Extracted data entries:
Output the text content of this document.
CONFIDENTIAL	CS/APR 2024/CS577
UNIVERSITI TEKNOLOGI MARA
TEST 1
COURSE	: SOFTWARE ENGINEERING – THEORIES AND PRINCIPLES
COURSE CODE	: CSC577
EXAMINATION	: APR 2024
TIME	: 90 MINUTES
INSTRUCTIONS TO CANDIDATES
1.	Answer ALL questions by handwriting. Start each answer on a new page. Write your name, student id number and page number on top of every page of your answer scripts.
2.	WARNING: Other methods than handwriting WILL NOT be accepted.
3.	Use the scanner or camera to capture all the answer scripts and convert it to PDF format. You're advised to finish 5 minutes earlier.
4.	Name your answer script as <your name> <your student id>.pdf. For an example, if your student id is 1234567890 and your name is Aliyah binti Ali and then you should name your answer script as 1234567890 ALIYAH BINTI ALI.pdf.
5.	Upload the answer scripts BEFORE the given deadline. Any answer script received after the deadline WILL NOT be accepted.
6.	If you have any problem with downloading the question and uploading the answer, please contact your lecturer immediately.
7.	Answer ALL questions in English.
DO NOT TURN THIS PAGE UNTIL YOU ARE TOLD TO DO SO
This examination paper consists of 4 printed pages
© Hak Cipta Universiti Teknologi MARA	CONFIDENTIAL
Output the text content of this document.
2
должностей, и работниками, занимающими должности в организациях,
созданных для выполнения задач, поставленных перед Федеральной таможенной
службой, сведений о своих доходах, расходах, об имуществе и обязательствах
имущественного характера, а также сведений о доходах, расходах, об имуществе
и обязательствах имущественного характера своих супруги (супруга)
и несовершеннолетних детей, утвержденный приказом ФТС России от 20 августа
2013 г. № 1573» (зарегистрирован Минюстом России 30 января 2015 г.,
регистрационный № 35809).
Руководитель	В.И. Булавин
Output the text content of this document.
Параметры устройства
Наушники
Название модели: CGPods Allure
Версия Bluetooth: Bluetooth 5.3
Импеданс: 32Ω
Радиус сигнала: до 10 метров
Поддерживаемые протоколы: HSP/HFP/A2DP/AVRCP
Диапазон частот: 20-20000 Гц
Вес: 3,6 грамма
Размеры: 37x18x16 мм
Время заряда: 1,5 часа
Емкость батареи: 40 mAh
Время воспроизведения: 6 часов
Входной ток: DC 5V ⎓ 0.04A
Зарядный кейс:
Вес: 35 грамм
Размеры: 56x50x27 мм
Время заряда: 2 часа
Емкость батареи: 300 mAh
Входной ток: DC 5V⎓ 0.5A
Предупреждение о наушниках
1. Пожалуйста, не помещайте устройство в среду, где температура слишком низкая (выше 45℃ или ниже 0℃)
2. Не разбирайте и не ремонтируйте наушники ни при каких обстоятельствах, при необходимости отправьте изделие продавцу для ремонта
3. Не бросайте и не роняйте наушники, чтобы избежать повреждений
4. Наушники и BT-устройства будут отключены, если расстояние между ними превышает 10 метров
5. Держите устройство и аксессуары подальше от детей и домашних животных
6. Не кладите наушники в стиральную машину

Problem details
Repeat every record, exactly as written.

Task answer
Output the text content of this document.
CONFIDENTIAL	CS/APR 2024/CS577
UNIVERSITI TEKNOLOGI MARA
TEST 1
COURSE	: SOFTWARE ENGINEERING – THEORIES AND PRINCIPLES
COURSE CODE	: CSC577
EXAMINATION	: APR 2024
TIME	: 90 MINUTES
INSTRUCTIONS TO CANDIDATES
1.	Answer ALL questions by handwriting. Start each answer on a new page. Write your name, student id number and page number on top of every page of your answer scripts.
2.	WARNING: Other methods than handwriting WILL NOT be accepted.
3.	Use the scanner or camera to capture all the answer scripts and convert it to PDF format. You're advised to finish 5 minutes earlier.
4.	Name your answer script as <your name> <your student id>.pdf. For an example, if your student id is 1234567890 and your name is Aliyah binti Ali and then you should name your answer script as 1234567890 ALIYAH BINTI ALI.pdf.
5.	Upload the answer scripts BEFORE the given deadline. Any answer script received after the deadline WILL NOT be accepted.
6.	If you have any problem with downloading the question and uploading the answer, please contact your lecturer immediately.
7.	Answer ALL questions in English.
DO NOT TURN THIS PAGE UNTIL YOU ARE TOLD TO DO SO
This examination paper consists of 4 printed pages
© Hak Cipta Universiti Teknologi MARA	CONFIDENTIAL
Output the text content of this document.
2
должностей, и работниками, занимающими должности в организациях,
созданных для выполнения задач, поставленных перед Федеральной таможенной
службой, сведений о своих доходах, расходах, об имуществе и обязательствах
имущественного характера, а также сведений о доходах, расходах, об имуществе
и обязательствах имущественного характера своих супруги (супруга)
и несовершеннолетних детей, утвержденный приказом ФТС России от 20 августа
2013 г. № 1573» (зарегистрирован Минюстом России 30 января 2015 г.,
регистрационный № 35809).
Руководитель	В.И. Булавин
Output the text content of this document.
Параметры устройства
Наушники
Название модели: CGPods Allure
Версия Bluetooth: Bluetooth 5.3
Импеданс: 32Ω
Радиус сигнала: до 10 метров
Поддерживаемые протоколы: HSP/HFP/A2DP/AVRCP
Диапазон частот: 20-20000 Гц
Вес: 3,6 грамма
Размеры: 37x18x16 мм
Время заряда: 1,5 часа
Емкость батареи: 40 mAh
Время воспроизведения: 6 часов
Входной ток: DC 5V ⎓ 0.04A
Зарядный кейс:
Вес: 35 грамм
Размеры: 56x50x27 мм
Время заряда: 2 часа
Емкость батареи: 300 mAh
Входной ток: DC 5V⎓ 0.5A
Предупреждение о наушниках
1. Пожалуйста, не помещайте устройство в среду, где температура слишком низкая (выше 45℃ или ниже 0℃)
2. Не разбирайте и не ремонтируйте наушники ни при каких обстоятельствах, при необходимости отправьте изделие продавцу для ремонта
3. Не бросайте и не роняйте наушники, чтобы избежать повреждений
4. Наушники и BT-устройства будут отключены, если расстояние между ними превышает 10 метров
5. Держите устройство и аксессуары подальше от детей и домашних животных
6. Не кладите наушники в стиральную машину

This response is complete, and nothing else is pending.